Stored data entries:

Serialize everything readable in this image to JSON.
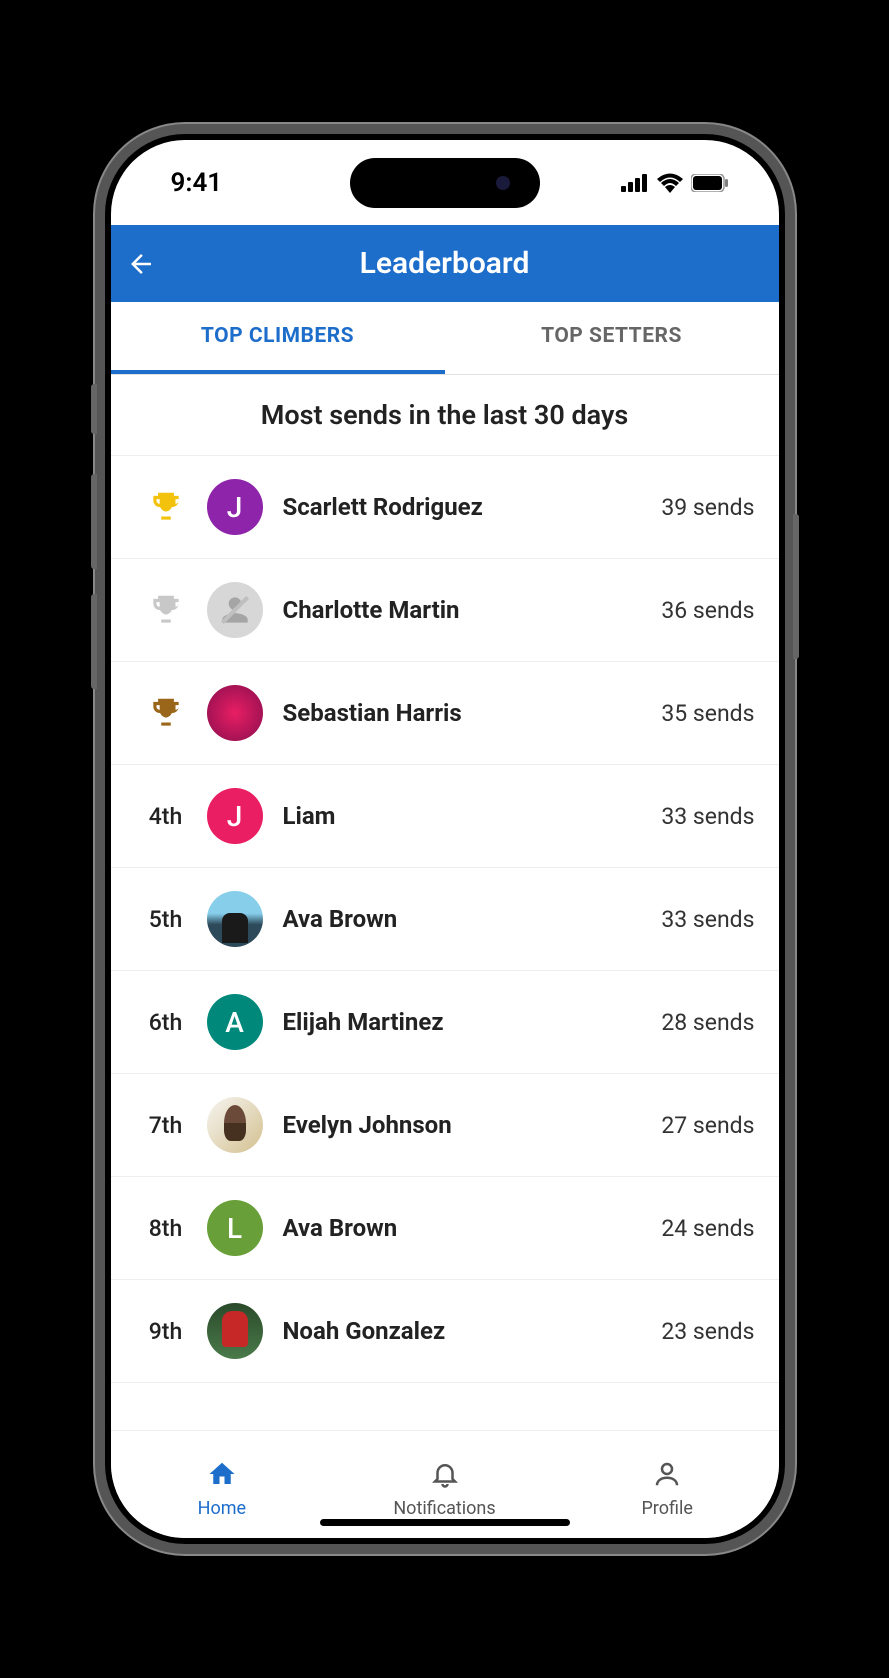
{
  "status": {
    "time": "9:41"
  },
  "header": {
    "title": "Leaderboard"
  },
  "tabs": [
    {
      "label": "TOP CLIMBERS",
      "active": true
    },
    {
      "label": "TOP SETTERS",
      "active": false
    }
  ],
  "subtitle": "Most sends in the last 30 days",
  "leaderboard": [
    {
      "rank": "1",
      "trophy": "gold",
      "name": "Scarlett Rodriguez",
      "sends": "39 sends",
      "avatar": {
        "type": "letter",
        "letter": "J",
        "bg": "#8e24aa"
      }
    },
    {
      "rank": "2",
      "trophy": "silver",
      "name": "Charlotte Martin",
      "sends": "36 sends",
      "avatar": {
        "type": "placeholder"
      }
    },
    {
      "rank": "3",
      "trophy": "bronze",
      "name": "Sebastian Harris",
      "sends": "35 sends",
      "avatar": {
        "type": "photo",
        "cls": "photo3"
      }
    },
    {
      "rank": "4th",
      "name": "Liam",
      "sends": "33 sends",
      "avatar": {
        "type": "letter",
        "letter": "J",
        "bg": "#e91e63"
      }
    },
    {
      "rank": "5th",
      "name": "Ava Brown",
      "sends": "33 sends",
      "avatar": {
        "type": "photo",
        "cls": "photo1"
      }
    },
    {
      "rank": "6th",
      "name": "Elijah Martinez",
      "sends": "28 sends",
      "avatar": {
        "type": "letter",
        "letter": "A",
        "bg": "#00897b"
      }
    },
    {
      "rank": "7th",
      "name": "Evelyn Johnson",
      "sends": "27 sends",
      "avatar": {
        "type": "photo",
        "cls": "photo2"
      }
    },
    {
      "rank": "8th",
      "name": "Ava Brown",
      "sends": "24 sends",
      "avatar": {
        "type": "letter",
        "letter": "L",
        "bg": "#689f38"
      }
    },
    {
      "rank": "9th",
      "name": "Noah Gonzalez",
      "sends": "23 sends",
      "avatar": {
        "type": "photo",
        "cls": "photo4"
      }
    }
  ],
  "nav": [
    {
      "label": "Home",
      "icon": "home",
      "active": true
    },
    {
      "label": "Notifications",
      "icon": "bell",
      "active": false
    },
    {
      "label": "Profile",
      "icon": "person",
      "active": false
    }
  ],
  "trophy_colors": {
    "gold": "#f2c20c",
    "silver": "#c8c8c8",
    "bronze": "#9a661a"
  }
}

### Stated exercise
Could you repeat all of the material exactly? Pictures should not be copied.

### Correct result
Serialize everything readable in this image to JSON.
{
  "status": {
    "time": "9:41"
  },
  "header": {
    "title": "Leaderboard"
  },
  "tabs": [
    {
      "label": "TOP CLIMBERS",
      "active": true
    },
    {
      "label": "TOP SETTERS",
      "active": false
    }
  ],
  "subtitle": "Most sends in the last 30 days",
  "leaderboard": [
    {
      "rank": "1",
      "trophy": "gold",
      "name": "Scarlett Rodriguez",
      "sends": "39 sends",
      "avatar": {
        "type": "letter",
        "letter": "J",
        "bg": "#8e24aa"
      }
    },
    {
      "rank": "2",
      "trophy": "silver",
      "name": "Charlotte Martin",
      "sends": "36 sends",
      "avatar": {
        "type": "placeholder"
      }
    },
    {
      "rank": "3",
      "trophy": "bronze",
      "name": "Sebastian Harris",
      "sends": "35 sends",
      "avatar": {
        "type": "photo",
        "cls": "photo3"
      }
    },
    {
      "rank": "4th",
      "name": "Liam",
      "sends": "33 sends",
      "avatar": {
        "type": "letter",
        "letter": "J",
        "bg": "#e91e63"
      }
    },
    {
      "rank": "5th",
      "name": "Ava Brown",
      "sends": "33 sends",
      "avatar": {
        "type": "photo",
        "cls": "photo1"
      }
    },
    {
      "rank": "6th",
      "name": "Elijah Martinez",
      "sends": "28 sends",
      "avatar": {
        "type": "letter",
        "letter": "A",
        "bg": "#00897b"
      }
    },
    {
      "rank": "7th",
      "name": "Evelyn Johnson",
      "sends": "27 sends",
      "avatar": {
        "type": "photo",
        "cls": "photo2"
      }
    },
    {
      "rank": "8th",
      "name": "Ava Brown",
      "sends": "24 sends",
      "avatar": {
        "type": "letter",
        "letter": "L",
        "bg": "#689f38"
      }
    },
    {
      "rank": "9th",
      "name": "Noah Gonzalez",
      "sends": "23 sends",
      "avatar": {
        "type": "photo",
        "cls": "photo4"
      }
    }
  ],
  "nav": [
    {
      "label": "Home",
      "icon": "home",
      "active": true
    },
    {
      "label": "Notifications",
      "icon": "bell",
      "active": false
    },
    {
      "label": "Profile",
      "icon": "person",
      "active": false
    }
  ],
  "trophy_colors": {
    "gold": "#f2c20c",
    "silver": "#c8c8c8",
    "bronze": "#9a661a"
  }
}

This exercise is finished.